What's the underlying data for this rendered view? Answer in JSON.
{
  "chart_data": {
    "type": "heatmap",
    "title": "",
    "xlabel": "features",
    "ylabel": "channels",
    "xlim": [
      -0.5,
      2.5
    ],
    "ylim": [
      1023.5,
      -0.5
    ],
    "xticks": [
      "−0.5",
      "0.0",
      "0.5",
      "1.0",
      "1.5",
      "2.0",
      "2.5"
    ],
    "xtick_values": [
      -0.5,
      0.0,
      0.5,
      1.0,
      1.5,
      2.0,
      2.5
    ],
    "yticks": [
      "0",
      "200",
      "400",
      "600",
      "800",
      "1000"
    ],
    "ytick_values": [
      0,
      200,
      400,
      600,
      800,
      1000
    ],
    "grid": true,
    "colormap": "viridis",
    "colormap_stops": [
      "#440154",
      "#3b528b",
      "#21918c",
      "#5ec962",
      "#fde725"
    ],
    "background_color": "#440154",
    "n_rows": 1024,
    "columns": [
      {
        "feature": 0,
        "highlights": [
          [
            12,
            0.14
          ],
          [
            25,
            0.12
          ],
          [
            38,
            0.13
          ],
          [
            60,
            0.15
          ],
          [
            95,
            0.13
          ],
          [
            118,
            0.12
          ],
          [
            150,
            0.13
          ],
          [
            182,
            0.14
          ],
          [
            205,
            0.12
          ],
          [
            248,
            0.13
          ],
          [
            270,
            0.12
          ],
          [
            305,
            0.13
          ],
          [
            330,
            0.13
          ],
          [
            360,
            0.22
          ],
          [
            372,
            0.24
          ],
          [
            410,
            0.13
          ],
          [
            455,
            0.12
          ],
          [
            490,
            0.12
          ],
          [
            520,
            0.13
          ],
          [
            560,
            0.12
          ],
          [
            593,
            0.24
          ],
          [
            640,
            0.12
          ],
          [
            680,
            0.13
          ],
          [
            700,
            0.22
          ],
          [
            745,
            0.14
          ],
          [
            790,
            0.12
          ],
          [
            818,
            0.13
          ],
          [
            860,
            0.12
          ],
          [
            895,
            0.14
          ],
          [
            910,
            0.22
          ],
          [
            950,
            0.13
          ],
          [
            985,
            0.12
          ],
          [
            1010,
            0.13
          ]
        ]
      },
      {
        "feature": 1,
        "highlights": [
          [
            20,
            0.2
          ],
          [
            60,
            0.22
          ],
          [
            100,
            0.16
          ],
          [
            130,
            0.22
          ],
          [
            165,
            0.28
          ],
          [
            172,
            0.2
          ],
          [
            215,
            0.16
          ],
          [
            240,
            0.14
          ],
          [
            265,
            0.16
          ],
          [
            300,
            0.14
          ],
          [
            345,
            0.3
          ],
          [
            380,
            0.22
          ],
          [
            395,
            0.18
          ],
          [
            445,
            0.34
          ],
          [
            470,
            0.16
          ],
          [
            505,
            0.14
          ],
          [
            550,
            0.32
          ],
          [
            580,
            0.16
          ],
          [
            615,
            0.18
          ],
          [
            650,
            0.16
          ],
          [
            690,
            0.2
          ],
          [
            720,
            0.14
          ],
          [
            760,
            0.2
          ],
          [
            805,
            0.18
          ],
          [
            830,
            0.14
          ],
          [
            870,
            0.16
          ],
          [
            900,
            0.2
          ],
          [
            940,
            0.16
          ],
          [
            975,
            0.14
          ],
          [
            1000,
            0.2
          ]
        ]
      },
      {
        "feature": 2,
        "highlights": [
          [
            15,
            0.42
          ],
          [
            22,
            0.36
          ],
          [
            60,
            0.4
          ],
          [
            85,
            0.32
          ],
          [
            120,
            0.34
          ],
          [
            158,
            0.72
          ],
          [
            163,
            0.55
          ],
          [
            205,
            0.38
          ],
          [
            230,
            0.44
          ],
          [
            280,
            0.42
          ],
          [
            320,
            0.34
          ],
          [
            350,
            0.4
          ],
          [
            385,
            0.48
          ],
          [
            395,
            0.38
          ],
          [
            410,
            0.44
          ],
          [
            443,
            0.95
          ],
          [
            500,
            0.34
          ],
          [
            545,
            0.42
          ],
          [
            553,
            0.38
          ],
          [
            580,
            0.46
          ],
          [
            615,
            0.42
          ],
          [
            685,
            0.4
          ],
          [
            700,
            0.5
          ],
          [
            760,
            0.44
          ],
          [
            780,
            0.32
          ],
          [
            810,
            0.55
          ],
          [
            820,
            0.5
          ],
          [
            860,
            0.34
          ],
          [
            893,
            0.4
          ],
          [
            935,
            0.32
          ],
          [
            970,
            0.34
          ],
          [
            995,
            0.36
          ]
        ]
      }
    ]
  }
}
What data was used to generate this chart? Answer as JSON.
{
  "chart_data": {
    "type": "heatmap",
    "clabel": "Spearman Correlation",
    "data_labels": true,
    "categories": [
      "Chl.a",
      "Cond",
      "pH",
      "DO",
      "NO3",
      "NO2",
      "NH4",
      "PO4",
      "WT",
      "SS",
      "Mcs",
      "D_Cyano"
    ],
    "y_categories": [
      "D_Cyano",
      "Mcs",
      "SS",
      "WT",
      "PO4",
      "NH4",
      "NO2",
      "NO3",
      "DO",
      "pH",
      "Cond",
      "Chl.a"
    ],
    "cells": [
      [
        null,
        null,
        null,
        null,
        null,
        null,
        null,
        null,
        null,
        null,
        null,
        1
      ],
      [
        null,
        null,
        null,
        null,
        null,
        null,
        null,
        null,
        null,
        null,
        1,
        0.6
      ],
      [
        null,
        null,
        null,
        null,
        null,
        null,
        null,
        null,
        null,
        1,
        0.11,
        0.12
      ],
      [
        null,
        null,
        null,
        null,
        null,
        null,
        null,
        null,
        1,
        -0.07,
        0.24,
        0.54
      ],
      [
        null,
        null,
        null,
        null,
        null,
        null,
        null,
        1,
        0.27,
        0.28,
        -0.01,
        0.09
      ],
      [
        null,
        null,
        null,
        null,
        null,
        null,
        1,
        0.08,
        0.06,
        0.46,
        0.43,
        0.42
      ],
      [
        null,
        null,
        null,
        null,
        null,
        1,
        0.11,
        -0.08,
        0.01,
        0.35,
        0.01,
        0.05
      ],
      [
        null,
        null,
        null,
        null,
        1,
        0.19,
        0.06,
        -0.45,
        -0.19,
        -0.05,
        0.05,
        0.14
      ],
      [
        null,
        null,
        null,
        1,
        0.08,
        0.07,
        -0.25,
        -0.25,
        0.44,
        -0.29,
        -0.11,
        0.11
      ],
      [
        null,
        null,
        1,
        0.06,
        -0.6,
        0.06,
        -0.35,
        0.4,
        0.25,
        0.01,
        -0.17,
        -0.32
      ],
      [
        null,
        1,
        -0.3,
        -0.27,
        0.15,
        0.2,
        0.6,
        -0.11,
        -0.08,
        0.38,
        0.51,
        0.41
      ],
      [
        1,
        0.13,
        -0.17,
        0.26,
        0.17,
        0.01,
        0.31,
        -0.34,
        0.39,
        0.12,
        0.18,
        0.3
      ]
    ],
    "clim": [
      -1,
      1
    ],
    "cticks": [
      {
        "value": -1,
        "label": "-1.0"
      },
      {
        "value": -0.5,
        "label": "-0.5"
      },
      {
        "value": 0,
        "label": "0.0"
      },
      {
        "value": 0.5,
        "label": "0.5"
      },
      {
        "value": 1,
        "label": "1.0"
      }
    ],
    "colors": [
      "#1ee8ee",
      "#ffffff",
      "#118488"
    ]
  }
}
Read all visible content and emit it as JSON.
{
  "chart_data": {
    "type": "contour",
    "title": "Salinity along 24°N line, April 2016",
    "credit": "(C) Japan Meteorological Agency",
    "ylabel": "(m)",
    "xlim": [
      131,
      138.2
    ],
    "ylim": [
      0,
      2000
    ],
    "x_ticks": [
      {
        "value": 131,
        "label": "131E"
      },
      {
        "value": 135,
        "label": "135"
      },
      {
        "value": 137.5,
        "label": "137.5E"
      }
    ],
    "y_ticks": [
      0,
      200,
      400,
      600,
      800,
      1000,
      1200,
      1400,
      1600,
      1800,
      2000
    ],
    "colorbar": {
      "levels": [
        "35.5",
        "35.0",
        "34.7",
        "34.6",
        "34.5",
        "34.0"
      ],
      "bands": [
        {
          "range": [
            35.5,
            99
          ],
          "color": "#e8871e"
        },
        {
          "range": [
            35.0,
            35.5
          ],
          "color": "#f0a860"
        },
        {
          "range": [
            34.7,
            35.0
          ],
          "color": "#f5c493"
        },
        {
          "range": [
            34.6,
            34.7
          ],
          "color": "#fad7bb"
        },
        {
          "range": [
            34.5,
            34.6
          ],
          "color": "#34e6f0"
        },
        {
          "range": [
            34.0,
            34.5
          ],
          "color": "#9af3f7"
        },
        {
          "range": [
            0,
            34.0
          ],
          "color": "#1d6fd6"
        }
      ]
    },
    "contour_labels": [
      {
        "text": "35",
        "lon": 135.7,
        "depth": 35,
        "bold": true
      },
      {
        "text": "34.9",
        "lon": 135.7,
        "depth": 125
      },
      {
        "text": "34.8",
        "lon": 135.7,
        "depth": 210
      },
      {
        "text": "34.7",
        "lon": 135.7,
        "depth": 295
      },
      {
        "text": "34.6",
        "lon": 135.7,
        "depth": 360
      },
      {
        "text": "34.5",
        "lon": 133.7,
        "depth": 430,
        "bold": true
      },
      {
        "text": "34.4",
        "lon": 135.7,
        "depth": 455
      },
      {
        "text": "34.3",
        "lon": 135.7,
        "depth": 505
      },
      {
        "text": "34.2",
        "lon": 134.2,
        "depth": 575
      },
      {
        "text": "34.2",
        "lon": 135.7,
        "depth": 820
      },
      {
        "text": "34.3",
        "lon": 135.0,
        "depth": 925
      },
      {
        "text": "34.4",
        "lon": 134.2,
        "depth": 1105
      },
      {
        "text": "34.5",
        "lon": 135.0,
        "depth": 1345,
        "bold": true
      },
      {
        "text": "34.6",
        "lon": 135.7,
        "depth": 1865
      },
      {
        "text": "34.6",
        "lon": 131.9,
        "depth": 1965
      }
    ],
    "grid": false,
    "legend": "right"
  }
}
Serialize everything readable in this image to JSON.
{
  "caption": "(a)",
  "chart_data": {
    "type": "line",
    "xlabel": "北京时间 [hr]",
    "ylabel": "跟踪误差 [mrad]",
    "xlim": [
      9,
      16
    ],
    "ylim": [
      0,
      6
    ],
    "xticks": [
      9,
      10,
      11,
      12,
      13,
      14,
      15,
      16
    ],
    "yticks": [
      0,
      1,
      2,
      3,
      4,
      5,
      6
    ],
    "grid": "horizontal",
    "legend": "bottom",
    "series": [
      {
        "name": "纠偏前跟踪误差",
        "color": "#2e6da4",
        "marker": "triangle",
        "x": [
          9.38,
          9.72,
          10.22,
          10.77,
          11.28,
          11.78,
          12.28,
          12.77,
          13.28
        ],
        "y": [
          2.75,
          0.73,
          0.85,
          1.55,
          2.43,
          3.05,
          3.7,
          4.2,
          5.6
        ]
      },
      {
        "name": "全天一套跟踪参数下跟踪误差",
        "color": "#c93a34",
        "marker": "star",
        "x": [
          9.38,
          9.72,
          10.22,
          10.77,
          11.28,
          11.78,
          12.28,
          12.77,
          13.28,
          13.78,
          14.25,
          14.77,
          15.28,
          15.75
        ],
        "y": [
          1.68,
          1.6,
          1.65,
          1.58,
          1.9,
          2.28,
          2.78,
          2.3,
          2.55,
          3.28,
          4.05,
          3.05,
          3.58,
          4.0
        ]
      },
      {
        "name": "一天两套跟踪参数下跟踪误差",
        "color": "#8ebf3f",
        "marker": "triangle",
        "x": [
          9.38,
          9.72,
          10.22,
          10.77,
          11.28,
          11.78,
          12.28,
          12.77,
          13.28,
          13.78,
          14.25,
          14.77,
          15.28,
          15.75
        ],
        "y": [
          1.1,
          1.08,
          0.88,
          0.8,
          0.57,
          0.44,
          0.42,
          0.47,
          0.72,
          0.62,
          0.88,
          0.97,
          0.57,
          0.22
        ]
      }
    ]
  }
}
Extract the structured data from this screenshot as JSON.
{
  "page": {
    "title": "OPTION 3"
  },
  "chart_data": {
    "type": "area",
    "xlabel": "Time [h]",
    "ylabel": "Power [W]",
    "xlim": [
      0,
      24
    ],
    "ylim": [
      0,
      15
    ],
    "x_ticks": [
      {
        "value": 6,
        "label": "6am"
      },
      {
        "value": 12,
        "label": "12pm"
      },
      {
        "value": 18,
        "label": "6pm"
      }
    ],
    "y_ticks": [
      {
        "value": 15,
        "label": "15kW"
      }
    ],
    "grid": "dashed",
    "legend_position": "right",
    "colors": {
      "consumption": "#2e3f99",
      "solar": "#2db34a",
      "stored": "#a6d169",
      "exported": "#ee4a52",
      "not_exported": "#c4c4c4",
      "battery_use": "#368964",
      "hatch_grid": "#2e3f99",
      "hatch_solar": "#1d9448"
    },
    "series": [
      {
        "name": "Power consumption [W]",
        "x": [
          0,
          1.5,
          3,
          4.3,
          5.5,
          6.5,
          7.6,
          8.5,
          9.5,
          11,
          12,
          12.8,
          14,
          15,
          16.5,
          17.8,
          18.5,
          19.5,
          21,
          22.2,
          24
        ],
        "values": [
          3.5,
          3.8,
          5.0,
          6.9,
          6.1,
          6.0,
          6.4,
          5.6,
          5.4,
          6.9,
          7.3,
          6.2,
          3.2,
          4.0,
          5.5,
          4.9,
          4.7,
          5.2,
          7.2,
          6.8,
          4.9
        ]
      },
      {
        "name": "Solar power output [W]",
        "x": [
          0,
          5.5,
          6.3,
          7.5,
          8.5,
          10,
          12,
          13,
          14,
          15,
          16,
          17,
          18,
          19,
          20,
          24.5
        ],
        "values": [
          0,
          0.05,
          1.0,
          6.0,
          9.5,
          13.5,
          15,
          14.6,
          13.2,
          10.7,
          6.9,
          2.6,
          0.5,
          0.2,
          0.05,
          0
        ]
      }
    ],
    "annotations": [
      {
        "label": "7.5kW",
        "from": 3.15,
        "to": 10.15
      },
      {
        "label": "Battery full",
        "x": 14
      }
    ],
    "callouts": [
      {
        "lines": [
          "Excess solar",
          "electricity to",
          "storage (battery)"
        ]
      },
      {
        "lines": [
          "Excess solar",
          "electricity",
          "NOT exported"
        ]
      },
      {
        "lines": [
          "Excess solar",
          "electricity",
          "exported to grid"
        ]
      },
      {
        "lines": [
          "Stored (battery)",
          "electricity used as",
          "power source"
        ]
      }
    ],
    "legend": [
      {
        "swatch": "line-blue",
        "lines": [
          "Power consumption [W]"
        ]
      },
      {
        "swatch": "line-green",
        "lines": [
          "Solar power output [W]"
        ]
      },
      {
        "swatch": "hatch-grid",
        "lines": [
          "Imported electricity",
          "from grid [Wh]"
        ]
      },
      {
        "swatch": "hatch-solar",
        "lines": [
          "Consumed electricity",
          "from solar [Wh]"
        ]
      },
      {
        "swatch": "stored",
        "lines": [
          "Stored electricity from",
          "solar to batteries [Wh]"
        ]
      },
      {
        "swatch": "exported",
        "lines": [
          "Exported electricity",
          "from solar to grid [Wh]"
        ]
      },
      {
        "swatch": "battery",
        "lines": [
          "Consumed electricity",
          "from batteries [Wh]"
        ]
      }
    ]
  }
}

§ §

WHAT THE TASK ASKS -> Using the entries above, state how many lines include the word "xlabel", with no other words.

COMPLETED EXERCISE -> 3